» To do: Pull out every line below holding the word "xlabel".

» Data for processing:
━━━
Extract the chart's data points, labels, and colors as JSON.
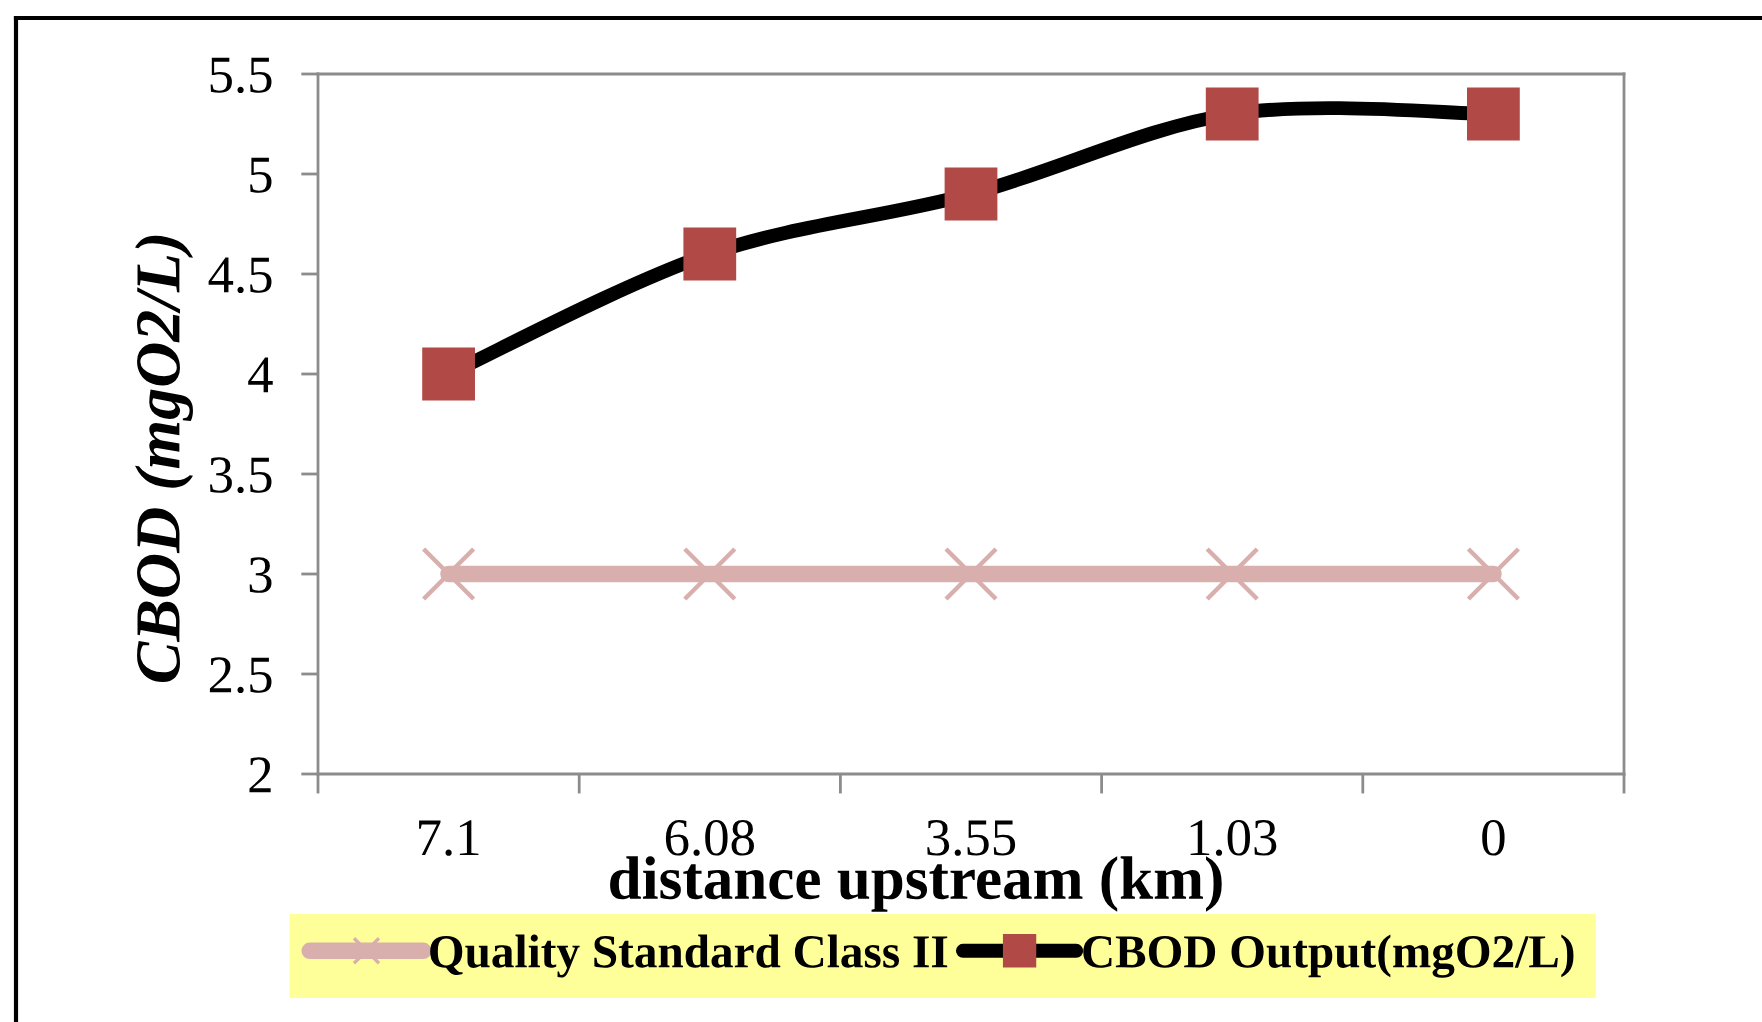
{
  "chart_data": {
    "type": "line",
    "xlabel": "distance upstream (km)",
    "ylabel": "CBOD (mgO2/L)",
    "categories": [
      "7.1",
      "6.08",
      "3.55",
      "1.03",
      "0"
    ],
    "ylim": [
      2,
      5.5
    ],
    "yticks": [
      2,
      2.5,
      3,
      3.5,
      4,
      4.5,
      5,
      5.5
    ],
    "grid": false,
    "legend": "bottom",
    "series": [
      {
        "name": "Quality Standard Class II",
        "color": "#d9afae",
        "marker": "cross",
        "values": [
          3,
          3,
          3,
          3,
          3
        ]
      },
      {
        "name": "CBOD Output(mgO2/L)",
        "color": "#000000",
        "colors": [
          "#b14a47",
          "#b14a47",
          "#b14a47",
          "#b14a47",
          "#b14a47"
        ],
        "marker": "square",
        "values": [
          4,
          4.6,
          4.9,
          5.3,
          5.3
        ]
      }
    ]
  }
}
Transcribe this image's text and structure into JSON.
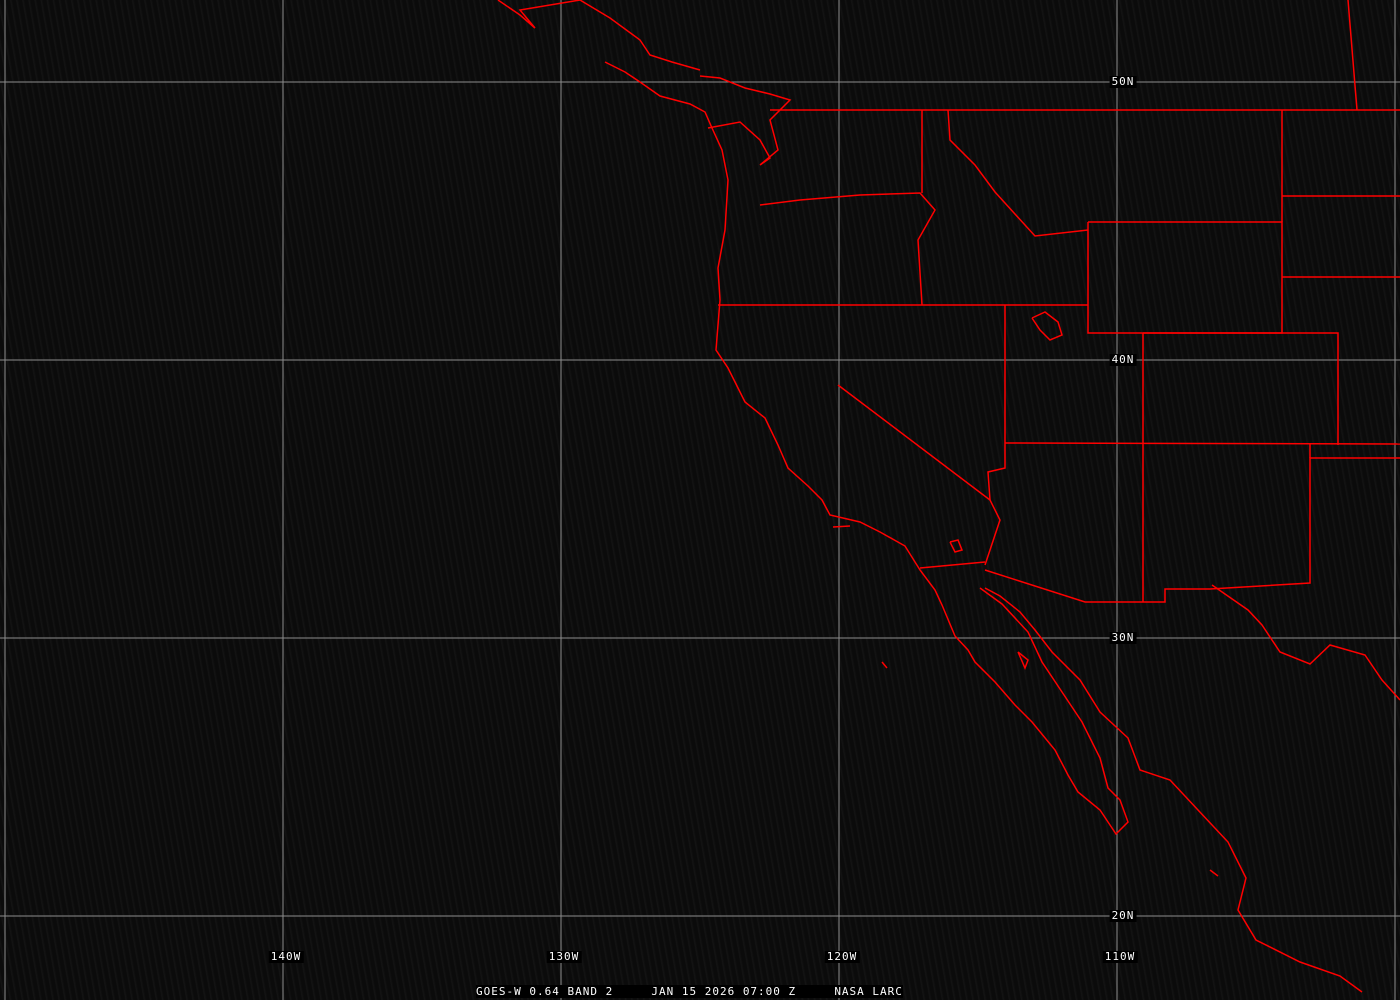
{
  "map": {
    "projection": "cylindrical equidistant",
    "grid_color": "#8c8c8c",
    "border_color": "#ff0000",
    "background": "#0b0b0b",
    "latitude_labels": [
      "50N",
      "40N",
      "30N",
      "20N"
    ],
    "longitude_labels": [
      "140W",
      "130W",
      "120W",
      "110W"
    ],
    "caption": {
      "satellite": "GOES-W 0.64 BAND 2",
      "datetime": "JAN 15 2026 07:00 Z",
      "source": "NASA LARC"
    }
  }
}
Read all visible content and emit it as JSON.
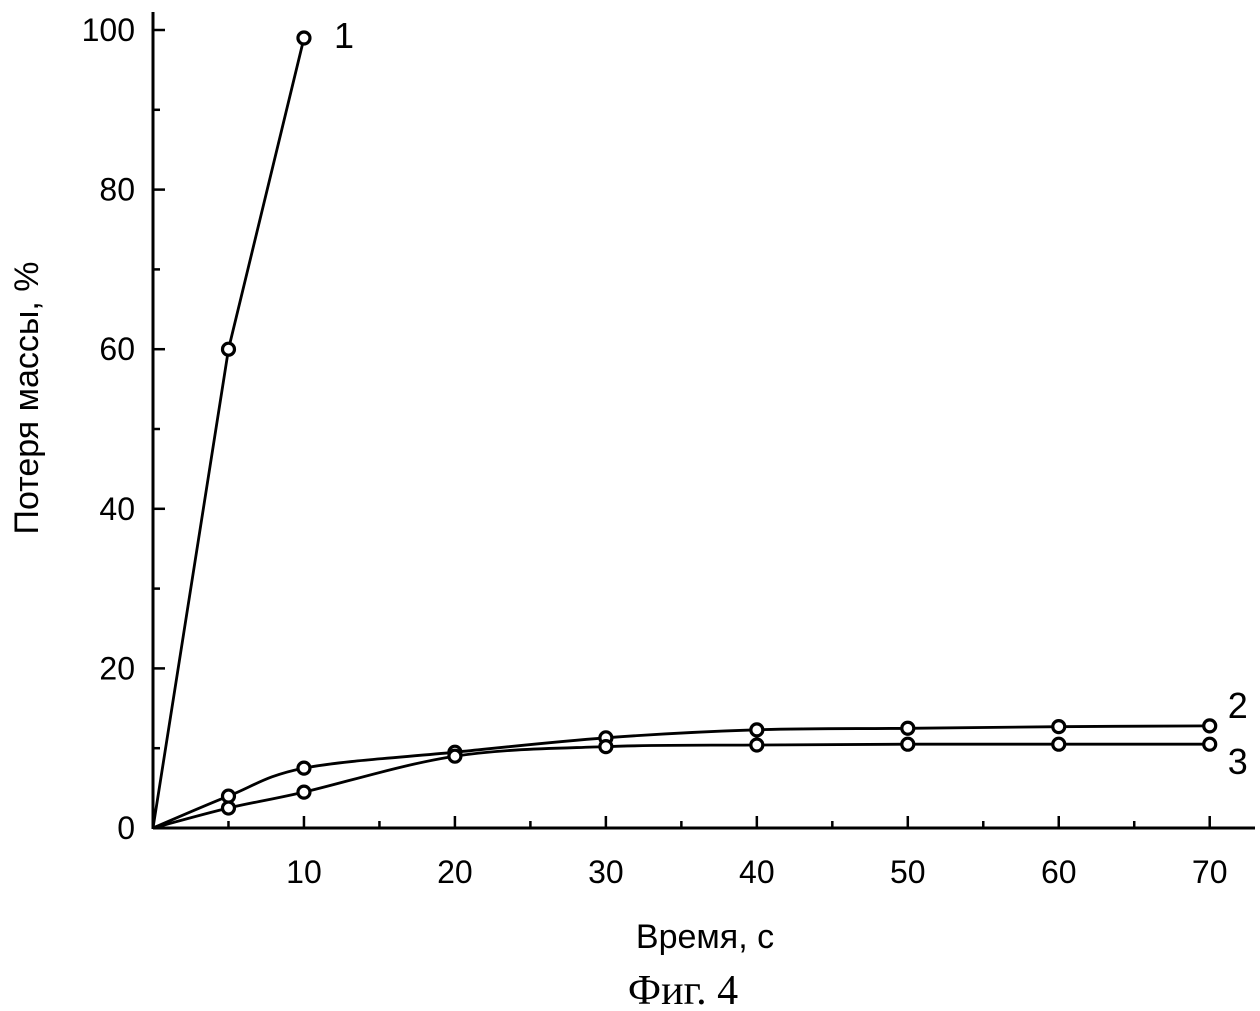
{
  "chart_data": {
    "type": "line",
    "xlabel": "Время, с",
    "ylabel": "Потеря массы, %",
    "caption": "Фиг. 4",
    "xlim": [
      0,
      73
    ],
    "ylim": [
      0,
      100
    ],
    "x_ticks": [
      10,
      20,
      30,
      40,
      50,
      60,
      70
    ],
    "y_ticks": [
      0,
      20,
      40,
      60,
      80,
      100
    ],
    "grid": false,
    "series": [
      {
        "name": "1",
        "x": [
          0,
          5,
          10
        ],
        "y": [
          0,
          60,
          99
        ]
      },
      {
        "name": "2",
        "x": [
          0,
          5,
          10,
          20,
          30,
          40,
          50,
          60,
          70
        ],
        "y": [
          0,
          4,
          7.5,
          9.5,
          11.3,
          12.3,
          12.5,
          12.7,
          12.8
        ]
      },
      {
        "name": "3",
        "x": [
          0,
          5,
          10,
          20,
          30,
          40,
          50,
          60,
          70
        ],
        "y": [
          0,
          2.5,
          4.5,
          9,
          10.2,
          10.4,
          10.5,
          10.5,
          10.5
        ]
      }
    ]
  }
}
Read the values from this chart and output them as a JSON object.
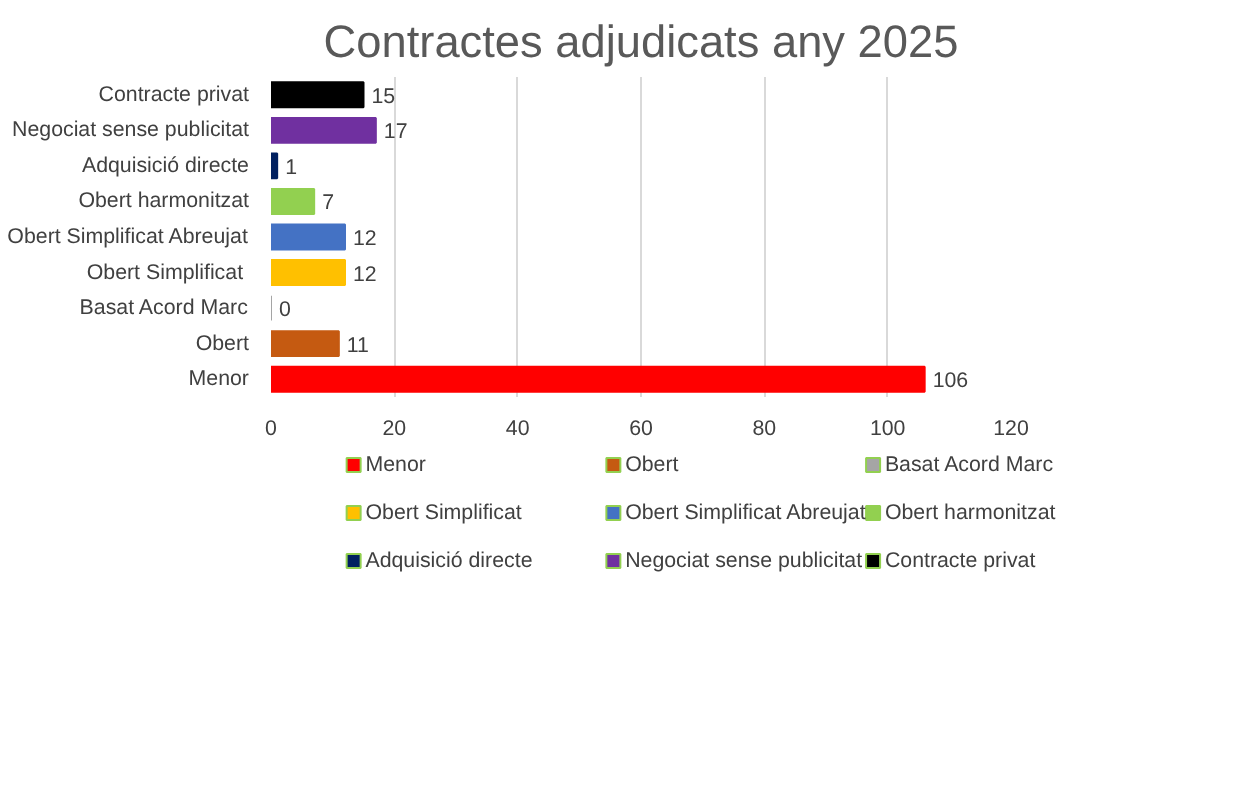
{
  "chart_data": {
    "type": "bar",
    "orientation": "horizontal",
    "title": "Contractes adjudicats any 2025",
    "categories": [
      "Contracte privat",
      "Negociat sense publicitat",
      "Adquisició directe",
      "Obert harmonitzat",
      "Obert Simplificat Abreujat",
      "Obert  Simplificat",
      "Basat Acord Marc",
      "Obert",
      "Menor"
    ],
    "series": [
      {
        "name": "Menor",
        "color": "#ff0000",
        "values": [
          null,
          null,
          null,
          null,
          null,
          null,
          null,
          null,
          106
        ]
      },
      {
        "name": "Obert",
        "color": "#c55a11",
        "values": [
          null,
          null,
          null,
          null,
          null,
          null,
          null,
          11,
          null
        ]
      },
      {
        "name": "Basat Acord Marc",
        "color": "#a5a5a5",
        "values": [
          null,
          null,
          null,
          null,
          null,
          null,
          0,
          null,
          null
        ]
      },
      {
        "name": "Obert  Simplificat",
        "color": "#ffc000",
        "values": [
          null,
          null,
          null,
          null,
          null,
          12,
          null,
          null,
          null
        ]
      },
      {
        "name": "Obert Simplificat Abreujat",
        "color": "#4472c4",
        "values": [
          null,
          null,
          null,
          null,
          12,
          null,
          null,
          null,
          null
        ]
      },
      {
        "name": "Obert harmonitzat",
        "color": "#92d050",
        "values": [
          null,
          null,
          null,
          7,
          null,
          null,
          null,
          null,
          null
        ]
      },
      {
        "name": "Adquisició directe",
        "color": "#002060",
        "values": [
          null,
          null,
          1,
          null,
          null,
          null,
          null,
          null,
          null
        ]
      },
      {
        "name": "Negociat sense publicitat",
        "color": "#7030a0",
        "values": [
          null,
          17,
          null,
          null,
          null,
          null,
          null,
          null,
          null
        ]
      },
      {
        "name": "Contracte privat",
        "color": "#000000",
        "values": [
          15,
          null,
          null,
          null,
          null,
          null,
          null,
          null,
          null
        ]
      }
    ],
    "xlim": [
      0,
      120
    ],
    "xticks": [
      0,
      20,
      40,
      60,
      80,
      100,
      120
    ],
    "grid": "x",
    "data_labels": true,
    "legend": "bottom"
  }
}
━━━
» Exercise solution:
    "xlabel": "distance upstream (km)",
    "xlabel": "Время, с",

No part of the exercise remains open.